[start of DATA SUPPLIED]

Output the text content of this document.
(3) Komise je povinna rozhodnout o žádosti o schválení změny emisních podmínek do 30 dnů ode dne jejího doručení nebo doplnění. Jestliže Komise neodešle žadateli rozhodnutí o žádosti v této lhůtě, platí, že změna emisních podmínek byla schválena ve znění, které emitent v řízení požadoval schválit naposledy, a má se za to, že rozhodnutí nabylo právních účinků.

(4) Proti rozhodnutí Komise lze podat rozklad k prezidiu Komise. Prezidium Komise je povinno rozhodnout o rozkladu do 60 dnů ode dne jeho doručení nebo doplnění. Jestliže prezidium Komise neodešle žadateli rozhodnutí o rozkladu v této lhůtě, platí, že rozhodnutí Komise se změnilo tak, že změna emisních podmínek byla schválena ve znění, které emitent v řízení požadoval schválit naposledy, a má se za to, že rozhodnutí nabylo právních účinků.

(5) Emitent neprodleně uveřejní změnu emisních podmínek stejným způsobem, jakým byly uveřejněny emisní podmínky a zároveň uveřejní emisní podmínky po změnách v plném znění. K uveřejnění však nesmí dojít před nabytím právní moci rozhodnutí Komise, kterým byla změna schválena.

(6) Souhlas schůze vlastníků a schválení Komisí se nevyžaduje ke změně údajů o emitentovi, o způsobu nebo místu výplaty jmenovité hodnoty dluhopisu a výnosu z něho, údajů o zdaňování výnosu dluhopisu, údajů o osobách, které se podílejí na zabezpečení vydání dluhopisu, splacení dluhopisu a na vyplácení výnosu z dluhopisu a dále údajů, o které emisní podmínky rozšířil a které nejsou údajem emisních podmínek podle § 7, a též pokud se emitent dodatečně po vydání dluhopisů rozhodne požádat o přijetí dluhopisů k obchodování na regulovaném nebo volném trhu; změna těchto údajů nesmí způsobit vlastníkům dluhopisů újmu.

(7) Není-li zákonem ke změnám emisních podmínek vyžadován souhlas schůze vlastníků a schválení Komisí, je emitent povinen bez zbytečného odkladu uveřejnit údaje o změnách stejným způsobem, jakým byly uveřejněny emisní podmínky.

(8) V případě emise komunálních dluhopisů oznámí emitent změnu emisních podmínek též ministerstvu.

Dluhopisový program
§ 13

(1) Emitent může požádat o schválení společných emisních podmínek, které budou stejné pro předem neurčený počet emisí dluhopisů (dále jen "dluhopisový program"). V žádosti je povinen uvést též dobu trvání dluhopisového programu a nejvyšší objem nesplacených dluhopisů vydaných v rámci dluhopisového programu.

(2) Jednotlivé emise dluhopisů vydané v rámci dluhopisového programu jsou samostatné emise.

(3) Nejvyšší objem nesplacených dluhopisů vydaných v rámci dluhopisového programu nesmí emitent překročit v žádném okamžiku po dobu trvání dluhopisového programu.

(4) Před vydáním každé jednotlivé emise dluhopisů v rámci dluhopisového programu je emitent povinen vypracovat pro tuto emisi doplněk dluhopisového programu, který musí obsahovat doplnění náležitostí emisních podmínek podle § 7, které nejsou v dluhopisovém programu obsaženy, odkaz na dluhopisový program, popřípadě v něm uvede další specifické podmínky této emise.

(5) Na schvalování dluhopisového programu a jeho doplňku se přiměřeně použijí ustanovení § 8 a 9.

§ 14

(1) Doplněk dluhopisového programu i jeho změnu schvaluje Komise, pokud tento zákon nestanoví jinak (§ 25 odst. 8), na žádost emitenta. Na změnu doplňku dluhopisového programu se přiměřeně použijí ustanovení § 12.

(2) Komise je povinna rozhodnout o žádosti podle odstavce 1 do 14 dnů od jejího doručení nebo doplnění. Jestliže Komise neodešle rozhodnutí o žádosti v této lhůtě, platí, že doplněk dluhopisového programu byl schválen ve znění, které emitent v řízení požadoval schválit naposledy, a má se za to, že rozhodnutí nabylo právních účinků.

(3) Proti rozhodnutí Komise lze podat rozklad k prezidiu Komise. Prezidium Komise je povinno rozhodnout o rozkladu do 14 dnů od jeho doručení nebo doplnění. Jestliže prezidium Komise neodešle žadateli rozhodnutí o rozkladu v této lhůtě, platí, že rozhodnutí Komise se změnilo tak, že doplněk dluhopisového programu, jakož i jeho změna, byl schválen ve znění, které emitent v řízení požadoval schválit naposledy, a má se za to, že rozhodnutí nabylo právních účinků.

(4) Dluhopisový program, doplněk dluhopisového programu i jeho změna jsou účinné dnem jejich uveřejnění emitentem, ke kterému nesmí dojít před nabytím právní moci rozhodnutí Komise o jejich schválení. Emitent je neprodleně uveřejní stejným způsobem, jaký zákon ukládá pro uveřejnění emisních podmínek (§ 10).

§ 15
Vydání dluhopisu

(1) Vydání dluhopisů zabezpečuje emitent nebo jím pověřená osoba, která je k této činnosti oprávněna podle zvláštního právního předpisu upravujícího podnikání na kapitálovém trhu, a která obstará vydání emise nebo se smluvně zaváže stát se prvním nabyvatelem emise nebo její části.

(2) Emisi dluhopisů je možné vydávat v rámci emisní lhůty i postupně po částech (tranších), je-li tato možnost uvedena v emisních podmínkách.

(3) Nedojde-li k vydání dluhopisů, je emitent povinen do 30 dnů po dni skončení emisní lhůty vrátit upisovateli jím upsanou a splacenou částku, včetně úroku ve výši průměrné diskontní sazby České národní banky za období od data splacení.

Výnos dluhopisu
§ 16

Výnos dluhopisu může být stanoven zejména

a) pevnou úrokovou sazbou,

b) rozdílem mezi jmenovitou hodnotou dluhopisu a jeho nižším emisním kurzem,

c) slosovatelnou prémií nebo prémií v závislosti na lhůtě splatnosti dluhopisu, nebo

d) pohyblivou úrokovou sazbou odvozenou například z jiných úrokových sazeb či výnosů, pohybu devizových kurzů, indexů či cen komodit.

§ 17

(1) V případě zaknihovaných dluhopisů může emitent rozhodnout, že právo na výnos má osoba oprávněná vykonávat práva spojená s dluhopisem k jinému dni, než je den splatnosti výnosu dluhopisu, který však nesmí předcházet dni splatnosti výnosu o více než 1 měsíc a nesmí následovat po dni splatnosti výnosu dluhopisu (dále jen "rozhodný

[end of DATA SUPPLIED]

--- GIVEN EXERCISE ---
Write out all records exactly, keeping every detail.

--- OUTPUT ---
Output the text content of this document.
(3) Komise je povinna rozhodnout o žádosti o schválení změny emisních podmínek do 30 dnů ode dne jejího doručení nebo doplnění. Jestliže Komise neodešle žadateli rozhodnutí o žádosti v této lhůtě, platí, že změna emisních podmínek byla schválena ve znění, které emitent v řízení požadoval schválit naposledy, a má se za to, že rozhodnutí nabylo právních účinků.

(4) Proti rozhodnutí Komise lze podat rozklad k prezidiu Komise. Prezidium Komise je povinno rozhodnout o rozkladu do 60 dnů ode dne jeho doručení nebo doplnění. Jestliže prezidium Komise neodešle žadateli rozhodnutí o rozkladu v této lhůtě, platí, že rozhodnutí Komise se změnilo tak, že změna emisních podmínek byla schválena ve znění, které emitent v řízení požadoval schválit naposledy, a má se za to, že rozhodnutí nabylo právních účinků.

(5) Emitent neprodleně uveřejní změnu emisních podmínek stejným způsobem, jakým byly uveřejněny emisní podmínky a zároveň uveřejní emisní podmínky po změnách v plném znění. K uveřejnění však nesmí dojít před nabytím právní moci rozhodnutí Komise, kterým byla změna schválena.

(6) Souhlas schůze vlastníků a schválení Komisí se nevyžaduje ke změně údajů o emitentovi, o způsobu nebo místu výplaty jmenovité hodnoty dluhopisu a výnosu z něho, údajů o zdaňování výnosu dluhopisu, údajů o osobách, které se podílejí na zabezpečení vydání dluhopisu, splacení dluhopisu a na vyplácení výnosu z dluhopisu a dále údajů, o které emisní podmínky rozšířil a které nejsou údajem emisních podmínek podle § 7, a též pokud se emitent dodatečně po vydání dluhopisů rozhodne požádat o přijetí dluhopisů k obchodování na regulovaném nebo volném trhu; změna těchto údajů nesmí způsobit vlastníkům dluhopisů újmu.

(7) Není-li zákonem ke změnám emisních podmínek vyžadován souhlas schůze vlastníků a schválení Komisí, je emitent povinen bez zbytečného odkladu uveřejnit údaje o změnách stejným způsobem, jakým byly uveřejněny emisní podmínky.

(8) V případě emise komunálních dluhopisů oznámí emitent změnu emisních podmínek též ministerstvu.

Dluhopisový program
§ 13

(1) Emitent může požádat o schválení společných emisních podmínek, které budou stejné pro předem neurčený počet emisí dluhopisů (dále jen "dluhopisový program"). V žádosti je povinen uvést též dobu trvání dluhopisového programu a nejvyšší objem nesplacených dluhopisů vydaných v rámci dluhopisového programu.

(2) Jednotlivé emise dluhopisů vydané v rámci dluhopisového programu jsou samostatné emise.

(3) Nejvyšší objem nesplacených dluhopisů vydaných v rámci dluhopisového programu nesmí emitent překročit v žádném okamžiku po dobu trvání dluhopisového programu.

(4) Před vydáním každé jednotlivé emise dluhopisů v rámci dluhopisového programu je emitent povinen vypracovat pro tuto emisi doplněk dluhopisového programu, který musí obsahovat doplnění náležitostí emisních podmínek podle § 7, které nejsou v dluhopisovém programu obsaženy, odkaz na dluhopisový program, popřípadě v něm uvede další specifické podmínky této emise.

(5) Na schvalování dluhopisového programu a jeho doplňku se přiměřeně použijí ustanovení § 8 a 9.

§ 14

(1) Doplněk dluhopisového programu i jeho změnu schvaluje Komise, pokud tento zákon nestanoví jinak (§ 25 odst. 8), na žádost emitenta. Na změnu doplňku dluhopisového programu se přiměřeně použijí ustanovení § 12.

(2) Komise je povinna rozhodnout o žádosti podle odstavce 1 do 14 dnů od jejího doručení nebo doplnění. Jestliže Komise neodešle rozhodnutí o žádosti v této lhůtě, platí, že doplněk dluhopisového programu byl schválen ve znění, které emitent v řízení požadoval schválit naposledy, a má se za to, že rozhodnutí nabylo právních účinků.

(3) Proti rozhodnutí Komise lze podat rozklad k prezidiu Komise. Prezidium Komise je povinno rozhodnout o rozkladu do 14 dnů od jeho doručení nebo doplnění. Jestliže prezidium Komise neodešle žadateli rozhodnutí o rozkladu v této lhůtě, platí, že rozhodnutí Komise se změnilo tak, že doplněk dluhopisového programu, jakož i jeho změna, byl schválen ve znění, které emitent v řízení požadoval schválit naposledy, a má se za to, že rozhodnutí nabylo právních účinků.

(4) Dluhopisový program, doplněk dluhopisového programu i jeho změna jsou účinné dnem jejich uveřejnění emitentem, ke kterému nesmí dojít před nabytím právní moci rozhodnutí Komise o jejich schválení. Emitent je neprodleně uveřejní stejným způsobem, jaký zákon ukládá pro uveřejnění emisních podmínek (§ 10).

§ 15
Vydání dluhopisu

(1) Vydání dluhopisů zabezpečuje emitent nebo jím pověřená osoba, která je k této činnosti oprávněna podle zvláštního právního předpisu upravujícího podnikání na kapitálovém trhu, a která obstará vydání emise nebo se smluvně zaváže stát se prvním nabyvatelem emise nebo její části.

(2) Emisi dluhopisů je možné vydávat v rámci emisní lhůty i postupně po částech (tranších), je-li tato možnost uvedena v emisních podmínkách.

(3) Nedojde-li k vydání dluhopisů, je emitent povinen do 30 dnů po dni skončení emisní lhůty vrátit upisovateli jím upsanou a splacenou částku, včetně úroku ve výši průměrné diskontní sazby České národní banky za období od data splacení.

Výnos dluhopisu
§ 16

Výnos dluhopisu může být stanoven zejména

a) pevnou úrokovou sazbou,

b) rozdílem mezi jmenovitou hodnotou dluhopisu a jeho nižším emisním kurzem,

c) slosovatelnou prémií nebo prémií v závislosti na lhůtě splatnosti dluhopisu, nebo

d) pohyblivou úrokovou sazbou odvozenou například z jiných úrokových sazeb či výnosů, pohybu devizových kurzů, indexů či cen komodit.

§ 17

(1) V případě zaknihovaných dluhopisů může emitent rozhodnout, že právo na výnos má osoba oprávněná vykonávat práva spojená s dluhopisem k jinému dni, než je den splatnosti výnosu dluhopisu, který však nesmí předcházet dni splatnosti výnosu o více než 1 měsíc a nesmí následovat po dni splatnosti výnosu dluhopisu (dále jen "rozhodný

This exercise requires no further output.